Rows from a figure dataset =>
● ● ● ● ●

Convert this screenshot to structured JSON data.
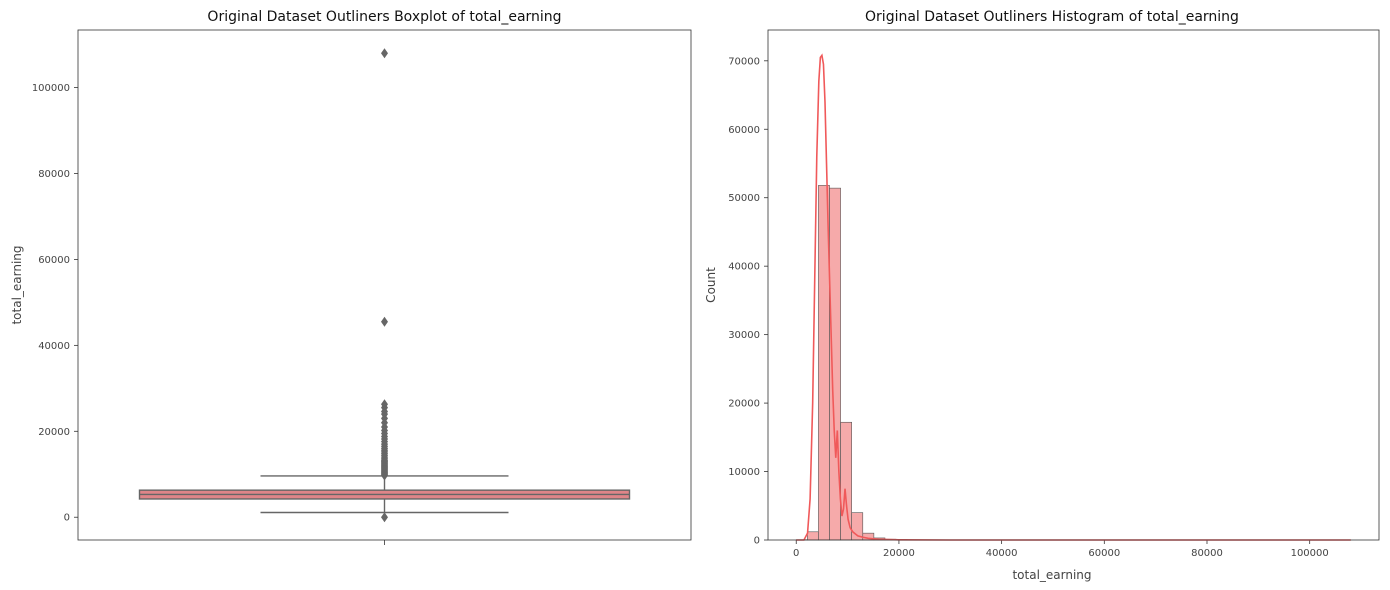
{
  "colors": {
    "box_fill": "#df8588",
    "box_edge": "#666666",
    "flier": "#666666",
    "hist_fill": "#f6aaaa",
    "hist_edge": "#555555",
    "kde_line": "#f0595a",
    "axes": "#333333"
  },
  "chart_data": [
    {
      "type": "boxplot",
      "title": "Original Dataset Outliners Boxplot of total_earning",
      "xlabel": "",
      "ylabel": "total_earning",
      "ylim": [
        -5300,
        113400
      ],
      "yticks": [
        0,
        20000,
        40000,
        60000,
        80000,
        100000
      ],
      "ytick_labels": [
        "0",
        "20000",
        "40000",
        "60000",
        "80000",
        "100000"
      ],
      "grid": false,
      "box": {
        "min_whisker": 1100,
        "q1": 4250,
        "median": 5300,
        "q3": 6300,
        "max_whisker": 9600
      },
      "outliers": [
        0,
        9700,
        9900,
        10100,
        10300,
        10500,
        10700,
        10900,
        11100,
        11300,
        11500,
        11700,
        11900,
        12100,
        12300,
        12500,
        12700,
        12900,
        13100,
        13300,
        13600,
        14000,
        14400,
        14800,
        15200,
        15600,
        16000,
        16500,
        17000,
        17600,
        18200,
        18800,
        19500,
        20200,
        21000,
        22000,
        23000,
        24000,
        24600,
        25500,
        26300,
        45500,
        108000
      ]
    },
    {
      "type": "histogram",
      "title": "Original Dataset Outliners Histogram of total_earning",
      "xlabel": "total_earning",
      "ylabel": "Count",
      "xlim": [
        -5500,
        113500
      ],
      "ylim": [
        0,
        74500
      ],
      "xticks": [
        0,
        20000,
        40000,
        60000,
        80000,
        100000
      ],
      "xtick_labels": [
        "0",
        "20000",
        "40000",
        "60000",
        "80000",
        "100000"
      ],
      "yticks": [
        0,
        10000,
        20000,
        30000,
        40000,
        50000,
        60000,
        70000
      ],
      "ytick_labels": [
        "0",
        "10000",
        "20000",
        "30000",
        "40000",
        "50000",
        "60000",
        "70000"
      ],
      "grid": false,
      "bin_start": 0,
      "bin_width": 2160,
      "counts": [
        40,
        1200,
        51800,
        51400,
        17200,
        4000,
        1000,
        300,
        120,
        60,
        30,
        20,
        15,
        10,
        8,
        6,
        5,
        4,
        3,
        2,
        2,
        2,
        1,
        1,
        1,
        1,
        1,
        1,
        1,
        1,
        1,
        0,
        0,
        0,
        0,
        0,
        0,
        0,
        0,
        0,
        0,
        0,
        0,
        0,
        0,
        0,
        0,
        0,
        0,
        1
      ],
      "kde": {
        "x": [
          0,
          1500,
          2200,
          2700,
          3200,
          3600,
          4000,
          4400,
          4700,
          5000,
          5300,
          5600,
          5900,
          6200,
          6500,
          6800,
          7100,
          7400,
          7700,
          8000,
          8300,
          8600,
          8900,
          9200,
          9500,
          9800,
          10100,
          10500,
          11000,
          11500,
          12000,
          13000,
          14000,
          16000,
          20000,
          30000,
          50000,
          80000,
          108000
        ],
        "y": [
          0,
          0,
          1000,
          6000,
          20000,
          38000,
          56000,
          67000,
          70500,
          70800,
          69500,
          64000,
          55000,
          46000,
          38000,
          30000,
          22000,
          16000,
          12000,
          16000,
          10000,
          6000,
          3500,
          4500,
          7500,
          5000,
          3000,
          1800,
          1200,
          900,
          600,
          400,
          250,
          100,
          30,
          0,
          0,
          0,
          0
        ]
      }
    }
  ]
}
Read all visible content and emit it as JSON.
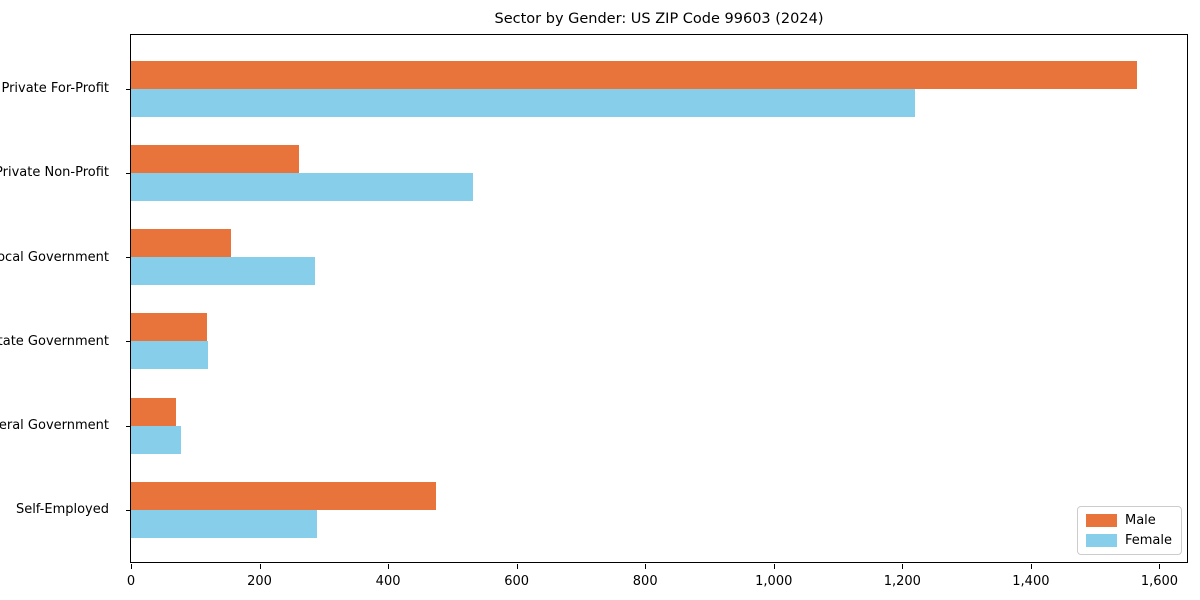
{
  "chart_data": {
    "type": "bar",
    "orientation": "horizontal",
    "title": "Sector by Gender: US ZIP Code 99603 (2024)",
    "categories": [
      "Private For-Profit",
      "Private Non-Profit",
      "Local Government",
      "State Government",
      "Federal Government",
      "Self-Employed"
    ],
    "series": [
      {
        "name": "Male",
        "color": "#E8743C",
        "values": [
          1565,
          262,
          155,
          118,
          70,
          475
        ]
      },
      {
        "name": "Female",
        "color": "#87CEEB",
        "values": [
          1220,
          532,
          286,
          120,
          77,
          290
        ]
      }
    ],
    "xlabel": "",
    "ylabel": "",
    "xlim": [
      0,
      1646
    ],
    "xticks": [
      0,
      200,
      400,
      600,
      800,
      1000,
      1200,
      1400,
      1600
    ],
    "xtick_labels": [
      "0",
      "200",
      "400",
      "600",
      "800",
      "1,000",
      "1,200",
      "1,400",
      "1,600"
    ],
    "grid": false,
    "legend": {
      "position": "lower right"
    },
    "colors": {
      "male": "#E8743C",
      "female": "#87CEEB",
      "axis": "#000000",
      "legend_border": "#cccccc"
    }
  }
}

● ● ● ● ●

EXERCISE DIRECTIONS =>
Pictures are excluded; output everything else in the data verbatim.

RESPONSE TO THIS TASK =>
Convert this screenshot to structured JSON data.
{
  "colors": {
    "box_fill": "#df8588",
    "box_edge": "#666666",
    "flier": "#666666",
    "hist_fill": "#f6aaaa",
    "hist_edge": "#555555",
    "kde_line": "#f0595a",
    "axes": "#333333"
  },
  "chart_data": [
    {
      "type": "boxplot",
      "title": "Original Dataset Outliners Boxplot of total_earning",
      "xlabel": "",
      "ylabel": "total_earning",
      "ylim": [
        -5300,
        113400
      ],
      "yticks": [
        0,
        20000,
        40000,
        60000,
        80000,
        100000
      ],
      "ytick_labels": [
        "0",
        "20000",
        "40000",
        "60000",
        "80000",
        "100000"
      ],
      "grid": false,
      "box": {
        "min_whisker": 1100,
        "q1": 4250,
        "median": 5300,
        "q3": 6300,
        "max_whisker": 9600
      },
      "outliers": [
        0,
        9700,
        9900,
        10100,
        10300,
        10500,
        10700,
        10900,
        11100,
        11300,
        11500,
        11700,
        11900,
        12100,
        12300,
        12500,
        12700,
        12900,
        13100,
        13300,
        13600,
        14000,
        14400,
        14800,
        15200,
        15600,
        16000,
        16500,
        17000,
        17600,
        18200,
        18800,
        19500,
        20200,
        21000,
        22000,
        23000,
        24000,
        24600,
        25500,
        26300,
        45500,
        108000
      ]
    },
    {
      "type": "histogram",
      "title": "Original Dataset Outliners Histogram of total_earning",
      "xlabel": "total_earning",
      "ylabel": "Count",
      "xlim": [
        -5500,
        113500
      ],
      "ylim": [
        0,
        74500
      ],
      "xticks": [
        0,
        20000,
        40000,
        60000,
        80000,
        100000
      ],
      "xtick_labels": [
        "0",
        "20000",
        "40000",
        "60000",
        "80000",
        "100000"
      ],
      "yticks": [
        0,
        10000,
        20000,
        30000,
        40000,
        50000,
        60000,
        70000
      ],
      "ytick_labels": [
        "0",
        "10000",
        "20000",
        "30000",
        "40000",
        "50000",
        "60000",
        "70000"
      ],
      "grid": false,
      "bin_start": 0,
      "bin_width": 2160,
      "counts": [
        40,
        1200,
        51800,
        51400,
        17200,
        4000,
        1000,
        300,
        120,
        60,
        30,
        20,
        15,
        10,
        8,
        6,
        5,
        4,
        3,
        2,
        2,
        2,
        1,
        1,
        1,
        1,
        1,
        1,
        1,
        1,
        1,
        0,
        0,
        0,
        0,
        0,
        0,
        0,
        0,
        0,
        0,
        0,
        0,
        0,
        0,
        0,
        0,
        0,
        0,
        1
      ],
      "kde": {
        "x": [
          0,
          1500,
          2200,
          2700,
          3200,
          3600,
          4000,
          4400,
          4700,
          5000,
          5300,
          5600,
          5900,
          6200,
          6500,
          6800,
          7100,
          7400,
          7700,
          8000,
          8300,
          8600,
          8900,
          9200,
          9500,
          9800,
          10100,
          10500,
          11000,
          11500,
          12000,
          13000,
          14000,
          16000,
          20000,
          30000,
          50000,
          80000,
          108000
        ],
        "y": [
          0,
          0,
          1000,
          6000,
          20000,
          38000,
          56000,
          67000,
          70500,
          70800,
          69500,
          64000,
          55000,
          46000,
          38000,
          30000,
          22000,
          16000,
          12000,
          16000,
          10000,
          6000,
          3500,
          4500,
          7500,
          5000,
          3000,
          1800,
          1200,
          900,
          600,
          400,
          250,
          100,
          30,
          0,
          0,
          0,
          0
        ]
      }
    }
  ]
}
Read all visible content and emit it as JSON.
{
  "chart_data": {
    "type": "bar",
    "orientation": "horizontal",
    "title": "Sector by Gender: US ZIP Code 99603 (2024)",
    "categories": [
      "Private For-Profit",
      "Private Non-Profit",
      "Local Government",
      "State Government",
      "Federal Government",
      "Self-Employed"
    ],
    "series": [
      {
        "name": "Male",
        "color": "#E8743C",
        "values": [
          1565,
          262,
          155,
          118,
          70,
          475
        ]
      },
      {
        "name": "Female",
        "color": "#87CEEB",
        "values": [
          1220,
          532,
          286,
          120,
          77,
          290
        ]
      }
    ],
    "xlabel": "",
    "ylabel": "",
    "xlim": [
      0,
      1646
    ],
    "xticks": [
      0,
      200,
      400,
      600,
      800,
      1000,
      1200,
      1400,
      1600
    ],
    "xtick_labels": [
      "0",
      "200",
      "400",
      "600",
      "800",
      "1,000",
      "1,200",
      "1,400",
      "1,600"
    ],
    "grid": false,
    "legend": {
      "position": "lower right"
    },
    "colors": {
      "male": "#E8743C",
      "female": "#87CEEB",
      "axis": "#000000",
      "legend_border": "#cccccc"
    }
  }
}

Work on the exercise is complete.